Given request
Write out all of the lines below, exactly and completely.

Stored records
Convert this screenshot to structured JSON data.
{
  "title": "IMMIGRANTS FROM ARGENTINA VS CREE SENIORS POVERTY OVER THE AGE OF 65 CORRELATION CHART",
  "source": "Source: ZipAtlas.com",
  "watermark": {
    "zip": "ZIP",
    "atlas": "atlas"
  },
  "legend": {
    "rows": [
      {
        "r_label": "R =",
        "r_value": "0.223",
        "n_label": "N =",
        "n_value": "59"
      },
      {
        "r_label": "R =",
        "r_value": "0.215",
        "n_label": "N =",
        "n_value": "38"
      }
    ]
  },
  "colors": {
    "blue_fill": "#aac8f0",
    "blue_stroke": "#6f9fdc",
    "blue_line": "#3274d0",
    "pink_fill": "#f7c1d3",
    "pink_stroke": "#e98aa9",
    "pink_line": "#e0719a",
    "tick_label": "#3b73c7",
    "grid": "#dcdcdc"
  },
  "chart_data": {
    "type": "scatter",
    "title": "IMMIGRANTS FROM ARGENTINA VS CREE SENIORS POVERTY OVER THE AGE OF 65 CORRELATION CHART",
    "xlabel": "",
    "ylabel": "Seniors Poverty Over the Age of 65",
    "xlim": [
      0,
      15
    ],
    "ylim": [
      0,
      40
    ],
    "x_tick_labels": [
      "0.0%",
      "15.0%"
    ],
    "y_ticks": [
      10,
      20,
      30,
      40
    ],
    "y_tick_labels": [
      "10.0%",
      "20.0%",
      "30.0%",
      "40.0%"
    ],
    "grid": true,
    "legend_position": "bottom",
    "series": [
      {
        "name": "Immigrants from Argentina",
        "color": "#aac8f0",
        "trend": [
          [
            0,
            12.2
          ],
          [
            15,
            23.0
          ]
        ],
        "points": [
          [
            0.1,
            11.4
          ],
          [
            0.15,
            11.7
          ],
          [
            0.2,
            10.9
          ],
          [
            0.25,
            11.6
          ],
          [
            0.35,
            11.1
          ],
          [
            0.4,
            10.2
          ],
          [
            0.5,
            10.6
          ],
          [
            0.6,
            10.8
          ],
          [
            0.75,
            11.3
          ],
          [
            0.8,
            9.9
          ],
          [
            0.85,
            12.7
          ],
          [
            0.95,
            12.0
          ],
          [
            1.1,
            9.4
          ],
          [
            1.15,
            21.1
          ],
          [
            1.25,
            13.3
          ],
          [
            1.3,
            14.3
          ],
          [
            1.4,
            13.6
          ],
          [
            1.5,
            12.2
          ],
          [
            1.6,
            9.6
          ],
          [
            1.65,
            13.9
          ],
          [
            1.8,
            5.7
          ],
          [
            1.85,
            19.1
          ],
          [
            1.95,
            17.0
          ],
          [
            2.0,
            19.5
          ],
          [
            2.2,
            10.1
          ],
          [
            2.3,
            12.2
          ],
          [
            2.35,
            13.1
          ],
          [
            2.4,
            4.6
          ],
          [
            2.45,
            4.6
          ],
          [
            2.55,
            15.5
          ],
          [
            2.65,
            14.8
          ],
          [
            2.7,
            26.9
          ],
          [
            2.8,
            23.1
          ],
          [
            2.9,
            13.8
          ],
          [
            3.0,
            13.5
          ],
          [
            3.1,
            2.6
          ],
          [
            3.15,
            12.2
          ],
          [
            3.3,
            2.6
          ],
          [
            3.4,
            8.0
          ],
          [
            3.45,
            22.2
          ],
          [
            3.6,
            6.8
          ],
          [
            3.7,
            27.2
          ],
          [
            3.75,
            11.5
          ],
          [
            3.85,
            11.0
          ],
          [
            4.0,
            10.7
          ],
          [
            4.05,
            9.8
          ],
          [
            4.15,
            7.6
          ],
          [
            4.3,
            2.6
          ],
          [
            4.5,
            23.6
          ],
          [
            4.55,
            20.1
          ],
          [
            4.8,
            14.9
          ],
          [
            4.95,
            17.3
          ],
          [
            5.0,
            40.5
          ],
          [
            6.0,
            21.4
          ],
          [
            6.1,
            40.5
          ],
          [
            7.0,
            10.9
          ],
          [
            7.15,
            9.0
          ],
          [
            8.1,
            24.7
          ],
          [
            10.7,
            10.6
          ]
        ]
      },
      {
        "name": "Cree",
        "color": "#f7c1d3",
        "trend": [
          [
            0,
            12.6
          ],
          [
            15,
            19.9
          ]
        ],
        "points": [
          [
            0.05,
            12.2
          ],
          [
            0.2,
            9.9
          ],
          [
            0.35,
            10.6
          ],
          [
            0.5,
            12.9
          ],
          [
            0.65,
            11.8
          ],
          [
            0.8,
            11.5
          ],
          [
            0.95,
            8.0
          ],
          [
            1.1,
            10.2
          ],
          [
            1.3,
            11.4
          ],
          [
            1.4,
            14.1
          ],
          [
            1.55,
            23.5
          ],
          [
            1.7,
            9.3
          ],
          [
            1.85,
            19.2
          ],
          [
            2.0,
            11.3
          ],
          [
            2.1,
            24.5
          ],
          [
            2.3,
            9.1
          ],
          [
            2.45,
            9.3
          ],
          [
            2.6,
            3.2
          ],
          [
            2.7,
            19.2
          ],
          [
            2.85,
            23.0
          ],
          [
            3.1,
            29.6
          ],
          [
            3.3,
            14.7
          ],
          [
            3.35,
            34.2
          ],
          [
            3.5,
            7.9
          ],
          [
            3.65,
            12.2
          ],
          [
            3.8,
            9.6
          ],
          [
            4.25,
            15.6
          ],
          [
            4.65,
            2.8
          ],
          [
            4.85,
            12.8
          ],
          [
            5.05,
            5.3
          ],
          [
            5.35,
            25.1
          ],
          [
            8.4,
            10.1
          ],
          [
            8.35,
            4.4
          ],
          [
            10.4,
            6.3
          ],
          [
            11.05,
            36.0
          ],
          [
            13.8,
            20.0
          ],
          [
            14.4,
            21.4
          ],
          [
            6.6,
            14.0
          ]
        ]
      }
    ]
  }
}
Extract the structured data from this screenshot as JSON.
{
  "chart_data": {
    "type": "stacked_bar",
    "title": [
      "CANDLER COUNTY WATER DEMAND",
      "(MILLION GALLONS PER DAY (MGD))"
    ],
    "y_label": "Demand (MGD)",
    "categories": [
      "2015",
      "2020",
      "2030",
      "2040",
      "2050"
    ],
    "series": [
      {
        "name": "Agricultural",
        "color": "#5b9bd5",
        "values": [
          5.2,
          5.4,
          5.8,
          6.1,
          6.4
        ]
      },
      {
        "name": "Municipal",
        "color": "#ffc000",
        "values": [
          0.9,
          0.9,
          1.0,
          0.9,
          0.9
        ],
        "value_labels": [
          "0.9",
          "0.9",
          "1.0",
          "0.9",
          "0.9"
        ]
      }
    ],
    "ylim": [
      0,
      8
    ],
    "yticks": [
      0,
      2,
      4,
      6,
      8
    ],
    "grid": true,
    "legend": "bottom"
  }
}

Final answer
Convert this screenshot to structured JSON data.
{
  "title": "IMMIGRANTS FROM ARGENTINA VS CREE SENIORS POVERTY OVER THE AGE OF 65 CORRELATION CHART",
  "source": "Source: ZipAtlas.com",
  "watermark": {
    "zip": "ZIP",
    "atlas": "atlas"
  },
  "legend": {
    "rows": [
      {
        "r_label": "R =",
        "r_value": "0.223",
        "n_label": "N =",
        "n_value": "59"
      },
      {
        "r_label": "R =",
        "r_value": "0.215",
        "n_label": "N =",
        "n_value": "38"
      }
    ]
  },
  "colors": {
    "blue_fill": "#aac8f0",
    "blue_stroke": "#6f9fdc",
    "blue_line": "#3274d0",
    "pink_fill": "#f7c1d3",
    "pink_stroke": "#e98aa9",
    "pink_line": "#e0719a",
    "tick_label": "#3b73c7",
    "grid": "#dcdcdc"
  },
  "chart_data": {
    "type": "scatter",
    "title": "IMMIGRANTS FROM ARGENTINA VS CREE SENIORS POVERTY OVER THE AGE OF 65 CORRELATION CHART",
    "xlabel": "",
    "ylabel": "Seniors Poverty Over the Age of 65",
    "xlim": [
      0,
      15
    ],
    "ylim": [
      0,
      40
    ],
    "x_tick_labels": [
      "0.0%",
      "15.0%"
    ],
    "y_ticks": [
      10,
      20,
      30,
      40
    ],
    "y_tick_labels": [
      "10.0%",
      "20.0%",
      "30.0%",
      "40.0%"
    ],
    "grid": true,
    "legend_position": "bottom",
    "series": [
      {
        "name": "Immigrants from Argentina",
        "color": "#aac8f0",
        "trend": [
          [
            0,
            12.2
          ],
          [
            15,
            23.0
          ]
        ],
        "points": [
          [
            0.1,
            11.4
          ],
          [
            0.15,
            11.7
          ],
          [
            0.2,
            10.9
          ],
          [
            0.25,
            11.6
          ],
          [
            0.35,
            11.1
          ],
          [
            0.4,
            10.2
          ],
          [
            0.5,
            10.6
          ],
          [
            0.6,
            10.8
          ],
          [
            0.75,
            11.3
          ],
          [
            0.8,
            9.9
          ],
          [
            0.85,
            12.7
          ],
          [
            0.95,
            12.0
          ],
          [
            1.1,
            9.4
          ],
          [
            1.15,
            21.1
          ],
          [
            1.25,
            13.3
          ],
          [
            1.3,
            14.3
          ],
          [
            1.4,
            13.6
          ],
          [
            1.5,
            12.2
          ],
          [
            1.6,
            9.6
          ],
          [
            1.65,
            13.9
          ],
          [
            1.8,
            5.7
          ],
          [
            1.85,
            19.1
          ],
          [
            1.95,
            17.0
          ],
          [
            2.0,
            19.5
          ],
          [
            2.2,
            10.1
          ],
          [
            2.3,
            12.2
          ],
          [
            2.35,
            13.1
          ],
          [
            2.4,
            4.6
          ],
          [
            2.45,
            4.6
          ],
          [
            2.55,
            15.5
          ],
          [
            2.65,
            14.8
          ],
          [
            2.7,
            26.9
          ],
          [
            2.8,
            23.1
          ],
          [
            2.9,
            13.8
          ],
          [
            3.0,
            13.5
          ],
          [
            3.1,
            2.6
          ],
          [
            3.15,
            12.2
          ],
          [
            3.3,
            2.6
          ],
          [
            3.4,
            8.0
          ],
          [
            3.45,
            22.2
          ],
          [
            3.6,
            6.8
          ],
          [
            3.7,
            27.2
          ],
          [
            3.75,
            11.5
          ],
          [
            3.85,
            11.0
          ],
          [
            4.0,
            10.7
          ],
          [
            4.05,
            9.8
          ],
          [
            4.15,
            7.6
          ],
          [
            4.3,
            2.6
          ],
          [
            4.5,
            23.6
          ],
          [
            4.55,
            20.1
          ],
          [
            4.8,
            14.9
          ],
          [
            4.95,
            17.3
          ],
          [
            5.0,
            40.5
          ],
          [
            6.0,
            21.4
          ],
          [
            6.1,
            40.5
          ],
          [
            7.0,
            10.9
          ],
          [
            7.15,
            9.0
          ],
          [
            8.1,
            24.7
          ],
          [
            10.7,
            10.6
          ]
        ]
      },
      {
        "name": "Cree",
        "color": "#f7c1d3",
        "trend": [
          [
            0,
            12.6
          ],
          [
            15,
            19.9
          ]
        ],
        "points": [
          [
            0.05,
            12.2
          ],
          [
            0.2,
            9.9
          ],
          [
            0.35,
            10.6
          ],
          [
            0.5,
            12.9
          ],
          [
            0.65,
            11.8
          ],
          [
            0.8,
            11.5
          ],
          [
            0.95,
            8.0
          ],
          [
            1.1,
            10.2
          ],
          [
            1.3,
            11.4
          ],
          [
            1.4,
            14.1
          ],
          [
            1.55,
            23.5
          ],
          [
            1.7,
            9.3
          ],
          [
            1.85,
            19.2
          ],
          [
            2.0,
            11.3
          ],
          [
            2.1,
            24.5
          ],
          [
            2.3,
            9.1
          ],
          [
            2.45,
            9.3
          ],
          [
            2.6,
            3.2
          ],
          [
            2.7,
            19.2
          ],
          [
            2.85,
            23.0
          ],
          [
            3.1,
            29.6
          ],
          [
            3.3,
            14.7
          ],
          [
            3.35,
            34.2
          ],
          [
            3.5,
            7.9
          ],
          [
            3.65,
            12.2
          ],
          [
            3.8,
            9.6
          ],
          [
            4.25,
            15.6
          ],
          [
            4.65,
            2.8
          ],
          [
            4.85,
            12.8
          ],
          [
            5.05,
            5.3
          ],
          [
            5.35,
            25.1
          ],
          [
            8.4,
            10.1
          ],
          [
            8.35,
            4.4
          ],
          [
            10.4,
            6.3
          ],
          [
            11.05,
            36.0
          ],
          [
            13.8,
            20.0
          ],
          [
            14.4,
            21.4
          ],
          [
            6.6,
            14.0
          ]
        ]
      }
    ]
  }
}
Extract the structured data from this screenshot as JSON.
{
  "chart_data": {
    "type": "stacked_bar",
    "title": [
      "CANDLER COUNTY WATER DEMAND",
      "(MILLION GALLONS PER DAY (MGD))"
    ],
    "y_label": "Demand (MGD)",
    "categories": [
      "2015",
      "2020",
      "2030",
      "2040",
      "2050"
    ],
    "series": [
      {
        "name": "Agricultural",
        "color": "#5b9bd5",
        "values": [
          5.2,
          5.4,
          5.8,
          6.1,
          6.4
        ]
      },
      {
        "name": "Municipal",
        "color": "#ffc000",
        "values": [
          0.9,
          0.9,
          1.0,
          0.9,
          0.9
        ],
        "value_labels": [
          "0.9",
          "0.9",
          "1.0",
          "0.9",
          "0.9"
        ]
      }
    ],
    "ylim": [
      0,
      8
    ],
    "yticks": [
      0,
      2,
      4,
      6,
      8
    ],
    "grid": true,
    "legend": "bottom"
  }
}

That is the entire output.